Data items
-=-=-

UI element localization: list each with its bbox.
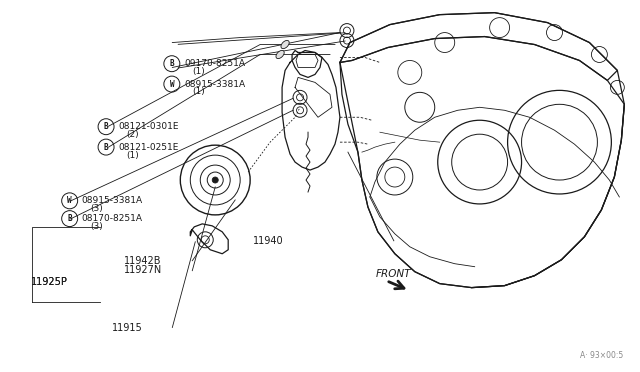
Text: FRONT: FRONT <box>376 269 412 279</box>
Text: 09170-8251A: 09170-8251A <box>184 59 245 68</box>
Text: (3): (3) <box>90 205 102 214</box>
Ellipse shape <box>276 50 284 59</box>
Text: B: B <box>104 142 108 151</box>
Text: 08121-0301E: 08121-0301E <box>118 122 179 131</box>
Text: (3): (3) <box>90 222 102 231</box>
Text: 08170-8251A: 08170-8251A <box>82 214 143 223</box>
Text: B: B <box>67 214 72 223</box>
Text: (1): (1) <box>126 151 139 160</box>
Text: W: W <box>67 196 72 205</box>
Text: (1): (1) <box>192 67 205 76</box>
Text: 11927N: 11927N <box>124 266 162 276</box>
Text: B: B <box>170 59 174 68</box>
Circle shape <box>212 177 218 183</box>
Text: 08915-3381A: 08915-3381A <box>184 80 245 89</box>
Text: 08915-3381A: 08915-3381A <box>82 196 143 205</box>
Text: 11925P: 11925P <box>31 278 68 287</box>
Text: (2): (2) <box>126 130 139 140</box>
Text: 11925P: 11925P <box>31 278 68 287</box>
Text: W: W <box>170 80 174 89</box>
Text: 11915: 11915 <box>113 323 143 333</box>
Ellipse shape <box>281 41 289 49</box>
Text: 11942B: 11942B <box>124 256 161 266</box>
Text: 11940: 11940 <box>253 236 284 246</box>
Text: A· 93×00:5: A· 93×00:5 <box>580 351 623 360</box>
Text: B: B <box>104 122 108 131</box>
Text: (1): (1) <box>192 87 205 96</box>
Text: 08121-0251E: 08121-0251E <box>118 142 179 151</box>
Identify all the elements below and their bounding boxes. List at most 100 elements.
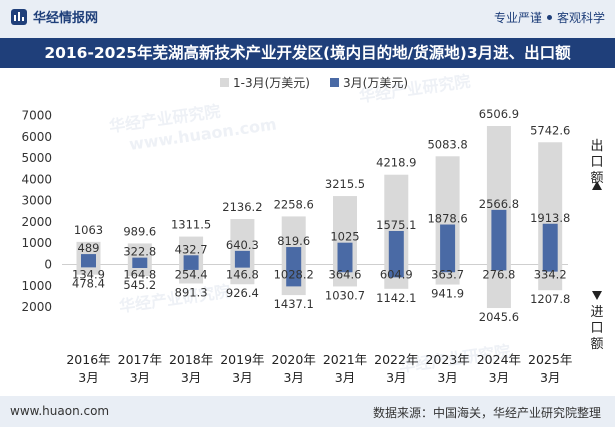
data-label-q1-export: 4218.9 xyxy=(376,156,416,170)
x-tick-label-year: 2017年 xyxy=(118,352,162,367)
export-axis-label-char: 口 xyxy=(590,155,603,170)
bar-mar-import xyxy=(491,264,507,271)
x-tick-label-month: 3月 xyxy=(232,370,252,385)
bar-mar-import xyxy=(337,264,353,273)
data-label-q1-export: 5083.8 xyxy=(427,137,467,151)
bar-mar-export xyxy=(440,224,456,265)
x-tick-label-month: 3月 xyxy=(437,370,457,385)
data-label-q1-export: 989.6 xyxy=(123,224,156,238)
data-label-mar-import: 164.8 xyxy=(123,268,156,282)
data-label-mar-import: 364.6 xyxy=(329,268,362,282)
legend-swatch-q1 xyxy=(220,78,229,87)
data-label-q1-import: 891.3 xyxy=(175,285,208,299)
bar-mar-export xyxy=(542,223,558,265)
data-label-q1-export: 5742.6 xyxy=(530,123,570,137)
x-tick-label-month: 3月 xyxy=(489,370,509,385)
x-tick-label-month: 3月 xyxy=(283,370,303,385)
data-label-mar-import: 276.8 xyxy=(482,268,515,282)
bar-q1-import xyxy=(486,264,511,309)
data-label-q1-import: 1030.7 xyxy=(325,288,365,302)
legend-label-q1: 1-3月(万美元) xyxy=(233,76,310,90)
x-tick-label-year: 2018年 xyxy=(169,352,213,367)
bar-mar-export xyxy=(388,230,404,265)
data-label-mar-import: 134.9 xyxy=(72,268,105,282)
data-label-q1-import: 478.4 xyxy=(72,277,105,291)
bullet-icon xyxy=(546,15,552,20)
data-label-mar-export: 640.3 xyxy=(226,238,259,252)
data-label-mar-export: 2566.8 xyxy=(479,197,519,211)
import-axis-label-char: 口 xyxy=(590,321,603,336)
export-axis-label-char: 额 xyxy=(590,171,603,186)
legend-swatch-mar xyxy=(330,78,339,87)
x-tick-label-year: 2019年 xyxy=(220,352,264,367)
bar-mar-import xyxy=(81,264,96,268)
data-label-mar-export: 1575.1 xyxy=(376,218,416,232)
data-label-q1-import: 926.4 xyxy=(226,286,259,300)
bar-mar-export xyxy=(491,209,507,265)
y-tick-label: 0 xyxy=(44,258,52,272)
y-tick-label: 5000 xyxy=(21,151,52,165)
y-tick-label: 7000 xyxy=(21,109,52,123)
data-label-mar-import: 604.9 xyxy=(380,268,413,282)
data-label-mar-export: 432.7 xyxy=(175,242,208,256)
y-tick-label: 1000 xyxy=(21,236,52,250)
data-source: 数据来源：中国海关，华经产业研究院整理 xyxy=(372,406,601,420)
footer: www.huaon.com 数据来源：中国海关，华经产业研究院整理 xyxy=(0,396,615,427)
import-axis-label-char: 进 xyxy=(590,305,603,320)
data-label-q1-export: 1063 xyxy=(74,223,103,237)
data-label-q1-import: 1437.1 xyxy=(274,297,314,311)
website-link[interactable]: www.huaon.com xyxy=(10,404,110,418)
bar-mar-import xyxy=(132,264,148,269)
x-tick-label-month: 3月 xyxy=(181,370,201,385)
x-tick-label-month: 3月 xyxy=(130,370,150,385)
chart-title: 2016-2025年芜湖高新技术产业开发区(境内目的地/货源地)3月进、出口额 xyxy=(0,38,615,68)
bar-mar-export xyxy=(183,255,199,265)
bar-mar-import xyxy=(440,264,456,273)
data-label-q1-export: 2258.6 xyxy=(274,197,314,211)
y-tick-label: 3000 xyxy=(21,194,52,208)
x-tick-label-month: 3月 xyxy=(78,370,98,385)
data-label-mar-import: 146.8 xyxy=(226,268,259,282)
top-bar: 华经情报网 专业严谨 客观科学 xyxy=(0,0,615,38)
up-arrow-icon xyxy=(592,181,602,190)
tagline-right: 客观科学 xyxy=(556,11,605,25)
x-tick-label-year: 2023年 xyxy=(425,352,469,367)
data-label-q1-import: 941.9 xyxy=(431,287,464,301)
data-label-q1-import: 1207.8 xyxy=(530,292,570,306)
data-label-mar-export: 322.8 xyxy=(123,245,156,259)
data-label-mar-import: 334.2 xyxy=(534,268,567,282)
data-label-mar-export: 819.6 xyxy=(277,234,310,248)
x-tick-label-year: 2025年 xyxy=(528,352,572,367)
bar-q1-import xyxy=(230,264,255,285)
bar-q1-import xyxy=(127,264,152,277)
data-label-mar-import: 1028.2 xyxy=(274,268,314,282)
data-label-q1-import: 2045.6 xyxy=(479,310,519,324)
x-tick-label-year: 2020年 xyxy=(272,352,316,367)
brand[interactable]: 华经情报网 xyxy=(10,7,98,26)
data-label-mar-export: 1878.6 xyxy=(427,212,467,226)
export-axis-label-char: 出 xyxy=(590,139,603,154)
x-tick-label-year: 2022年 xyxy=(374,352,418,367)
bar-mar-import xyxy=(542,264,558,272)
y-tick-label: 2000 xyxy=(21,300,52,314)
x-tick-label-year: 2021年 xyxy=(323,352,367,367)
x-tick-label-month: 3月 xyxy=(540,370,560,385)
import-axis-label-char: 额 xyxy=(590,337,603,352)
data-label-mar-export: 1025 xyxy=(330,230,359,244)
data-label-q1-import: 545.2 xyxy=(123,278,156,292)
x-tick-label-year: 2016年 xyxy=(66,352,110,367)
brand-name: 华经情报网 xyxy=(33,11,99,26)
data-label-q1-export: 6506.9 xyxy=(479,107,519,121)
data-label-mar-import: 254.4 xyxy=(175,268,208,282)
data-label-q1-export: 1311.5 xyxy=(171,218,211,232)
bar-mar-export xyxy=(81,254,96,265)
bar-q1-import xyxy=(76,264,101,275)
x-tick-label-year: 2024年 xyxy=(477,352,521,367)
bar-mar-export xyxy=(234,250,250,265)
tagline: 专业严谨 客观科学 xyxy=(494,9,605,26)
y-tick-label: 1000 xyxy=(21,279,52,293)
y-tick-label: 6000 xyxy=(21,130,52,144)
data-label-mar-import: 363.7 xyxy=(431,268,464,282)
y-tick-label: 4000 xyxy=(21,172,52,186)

-=-=-

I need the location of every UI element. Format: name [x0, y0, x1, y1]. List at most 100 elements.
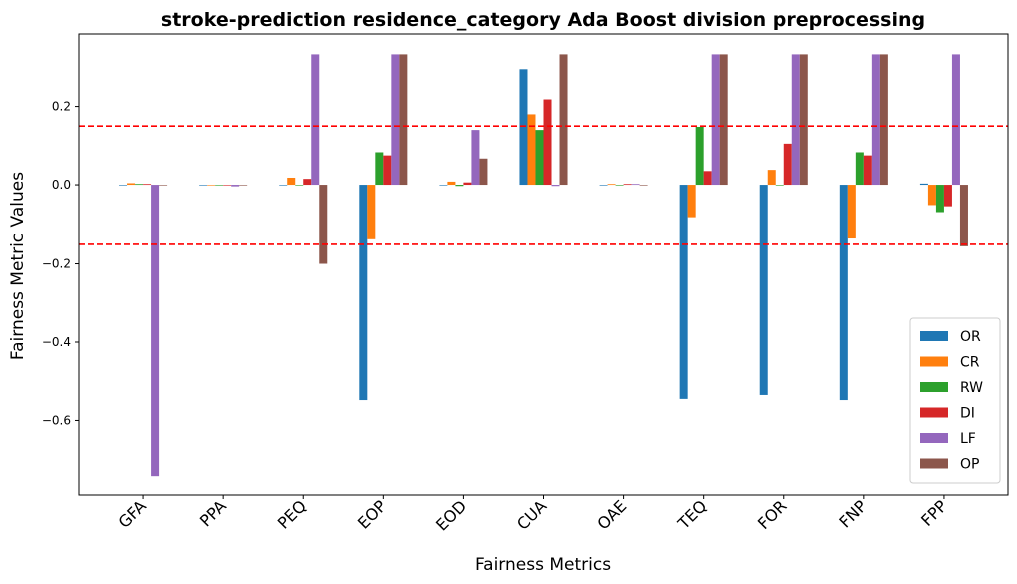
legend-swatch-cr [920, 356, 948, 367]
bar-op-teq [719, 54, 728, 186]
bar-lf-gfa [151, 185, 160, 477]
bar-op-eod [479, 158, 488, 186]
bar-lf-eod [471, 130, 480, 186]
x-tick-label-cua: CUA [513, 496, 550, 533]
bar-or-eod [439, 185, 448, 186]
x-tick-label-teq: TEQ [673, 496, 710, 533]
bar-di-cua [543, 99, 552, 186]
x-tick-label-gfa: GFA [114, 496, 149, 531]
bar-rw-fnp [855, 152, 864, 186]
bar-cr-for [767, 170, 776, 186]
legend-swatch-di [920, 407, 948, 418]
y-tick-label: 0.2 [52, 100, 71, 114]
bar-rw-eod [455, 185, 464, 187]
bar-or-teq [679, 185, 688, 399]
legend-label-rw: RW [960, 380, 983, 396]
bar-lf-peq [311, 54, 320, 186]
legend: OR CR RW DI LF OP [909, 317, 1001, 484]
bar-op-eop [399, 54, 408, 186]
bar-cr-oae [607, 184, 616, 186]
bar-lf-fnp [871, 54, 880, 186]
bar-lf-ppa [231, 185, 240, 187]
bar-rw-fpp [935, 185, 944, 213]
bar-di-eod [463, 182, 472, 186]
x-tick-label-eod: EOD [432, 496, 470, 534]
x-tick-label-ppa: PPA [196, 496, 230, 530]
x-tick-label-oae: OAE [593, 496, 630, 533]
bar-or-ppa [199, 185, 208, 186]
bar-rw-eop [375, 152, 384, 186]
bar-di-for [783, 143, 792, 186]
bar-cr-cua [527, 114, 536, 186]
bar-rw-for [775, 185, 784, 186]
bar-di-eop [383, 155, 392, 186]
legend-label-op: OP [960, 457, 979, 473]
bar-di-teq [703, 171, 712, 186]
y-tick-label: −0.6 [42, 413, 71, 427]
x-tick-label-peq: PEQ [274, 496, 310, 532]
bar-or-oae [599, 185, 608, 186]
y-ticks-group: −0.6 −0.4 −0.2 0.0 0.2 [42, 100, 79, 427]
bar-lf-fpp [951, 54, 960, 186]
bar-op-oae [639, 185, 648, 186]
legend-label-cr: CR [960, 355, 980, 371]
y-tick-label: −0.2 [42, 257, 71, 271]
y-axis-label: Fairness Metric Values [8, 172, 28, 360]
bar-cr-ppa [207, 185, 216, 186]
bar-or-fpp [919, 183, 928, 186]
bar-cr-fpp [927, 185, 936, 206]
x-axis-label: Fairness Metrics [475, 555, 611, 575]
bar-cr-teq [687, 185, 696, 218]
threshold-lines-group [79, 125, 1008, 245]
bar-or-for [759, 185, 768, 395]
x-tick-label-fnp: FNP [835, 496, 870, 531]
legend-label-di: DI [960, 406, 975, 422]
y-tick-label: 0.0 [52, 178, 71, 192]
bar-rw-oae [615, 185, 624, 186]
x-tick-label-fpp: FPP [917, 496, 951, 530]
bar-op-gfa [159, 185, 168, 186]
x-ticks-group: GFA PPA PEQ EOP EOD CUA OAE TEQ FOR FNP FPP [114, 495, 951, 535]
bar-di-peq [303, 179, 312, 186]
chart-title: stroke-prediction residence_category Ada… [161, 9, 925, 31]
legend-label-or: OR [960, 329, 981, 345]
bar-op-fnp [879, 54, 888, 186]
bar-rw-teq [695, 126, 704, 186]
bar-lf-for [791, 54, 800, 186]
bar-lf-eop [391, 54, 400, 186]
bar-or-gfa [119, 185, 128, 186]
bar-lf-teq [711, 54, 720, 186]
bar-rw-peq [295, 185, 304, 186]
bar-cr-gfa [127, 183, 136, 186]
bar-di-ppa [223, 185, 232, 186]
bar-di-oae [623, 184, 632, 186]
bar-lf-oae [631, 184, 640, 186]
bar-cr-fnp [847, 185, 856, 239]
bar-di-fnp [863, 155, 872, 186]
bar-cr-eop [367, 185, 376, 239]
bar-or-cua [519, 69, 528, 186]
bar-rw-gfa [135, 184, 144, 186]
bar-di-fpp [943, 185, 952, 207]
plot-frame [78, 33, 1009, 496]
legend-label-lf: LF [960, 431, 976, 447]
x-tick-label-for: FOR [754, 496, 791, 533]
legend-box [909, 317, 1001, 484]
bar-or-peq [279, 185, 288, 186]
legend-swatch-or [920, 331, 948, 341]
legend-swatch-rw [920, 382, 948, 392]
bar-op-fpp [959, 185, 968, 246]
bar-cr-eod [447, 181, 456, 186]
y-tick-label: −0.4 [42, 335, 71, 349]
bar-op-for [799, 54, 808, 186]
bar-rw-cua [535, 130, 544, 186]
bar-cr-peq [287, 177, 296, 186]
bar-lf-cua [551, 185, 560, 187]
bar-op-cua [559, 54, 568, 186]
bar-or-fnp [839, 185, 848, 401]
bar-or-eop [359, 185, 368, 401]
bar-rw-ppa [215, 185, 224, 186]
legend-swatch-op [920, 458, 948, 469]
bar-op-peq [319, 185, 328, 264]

-=-=-

» **Your instructions**: Between the listing lines holding "legend-swatch-cr [920, 356, 948, 367]" and "bar-or-teq [679, 185, 688, 399]", inclusive, replace "y-tick-label" with "axis-tick-label". Return only those lines, with nothing else altered.

» **Problem solution**:
legend-swatch-cr [920, 356, 948, 367]
bar-op-teq [719, 54, 728, 186]
bar-lf-gfa [151, 185, 160, 477]
bar-op-eod [479, 158, 488, 186]
bar-lf-eod [471, 130, 480, 186]
x-tick-label-cua: CUA [513, 496, 550, 533]
bar-or-eod [439, 185, 448, 186]
x-tick-label-teq: TEQ [673, 496, 710, 533]
bar-di-cua [543, 99, 552, 186]
x-tick-label-gfa: GFA [114, 496, 149, 531]
bar-rw-fnp [855, 152, 864, 186]
bar-cr-for [767, 170, 776, 186]
legend-swatch-di [920, 407, 948, 418]
axis-tick-label: 0.2 [52, 100, 71, 114]
bar-rw-eod [455, 185, 464, 187]
bar-or-teq [679, 185, 688, 399]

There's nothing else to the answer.